• **WRITTEN TASK**: Repeat the listing exactly as given, omitting every image.

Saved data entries
═══
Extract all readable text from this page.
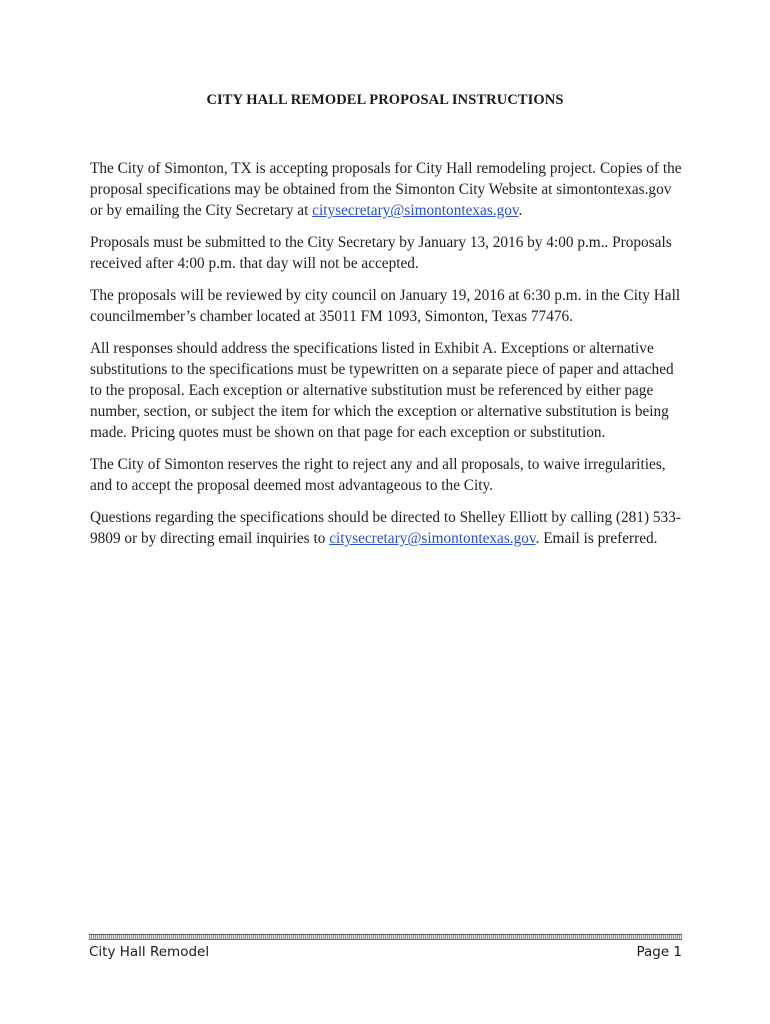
CITY HALL REMODEL PROPOSAL INSTRUCTIONS

The City of Simonton, TX is accepting proposals for City Hall remodeling project. Copies of the proposal specifications may be obtained from the Simonton City Website at simontontexas.gov or by emailing the City Secretary at citysecretary@simontontexas.gov.

Proposals must be submitted to the City Secretary by January 13, 2016 by 4:00 p.m.. Proposals received after 4:00 p.m. that day will not be accepted.

The proposals will be reviewed by city council on January 19, 2016 at 6:30 p.m. in the City Hall councilmember’s chamber located at 35011 FM 1093, Simonton, Texas 77476.

All responses should address the specifications listed in Exhibit A. Exceptions or alternative substitutions to the specifications must be typewritten on a separate piece of paper and attached to the proposal. Each exception or alternative substitution must be referenced by either page number, section, or subject the item for which the exception or alternative substitution is being made. Pricing quotes must be shown on that page for each exception or substitution.

The City of Simonton reserves the right to reject any and all proposals, to waive irregularities, and to accept the proposal deemed most advantageous to the City.

Questions regarding the specifications should be directed to Shelley Elliott by calling (281) 533-9809 or by directing email inquiries to citysecretary@simontontexas.gov. Email is preferred.

City Hall Remodel	Page 1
═══
• **IN RESPONSE**:
Extract all readable text from this page.
CITY HALL REMODEL PROPOSAL INSTRUCTIONS

The City of Simonton, TX is accepting proposals for City Hall remodeling project. Copies of the proposal specifications may be obtained from the Simonton City Website at simontontexas.gov or by emailing the City Secretary at citysecretary@simontontexas.gov.

Proposals must be submitted to the City Secretary by January 13, 2016 by 4:00 p.m.. Proposals received after 4:00 p.m. that day will not be accepted.

The proposals will be reviewed by city council on January 19, 2016 at 6:30 p.m. in the City Hall councilmember’s chamber located at 35011 FM 1093, Simonton, Texas 77476.

All responses should address the specifications listed in Exhibit A. Exceptions or alternative substitutions to the specifications must be typewritten on a separate piece of paper and attached to the proposal. Each exception or alternative substitution must be referenced by either page number, section, or subject the item for which the exception or alternative substitution is being made. Pricing quotes must be shown on that page for each exception or substitution.

The City of Simonton reserves the right to reject any and all proposals, to waive irregularities, and to accept the proposal deemed most advantageous to the City.

Questions regarding the specifications should be directed to Shelley Elliott by calling (281) 533-9809 or by directing email inquiries to citysecretary@simontontexas.gov. Email is preferred.

City Hall Remodel	Page 1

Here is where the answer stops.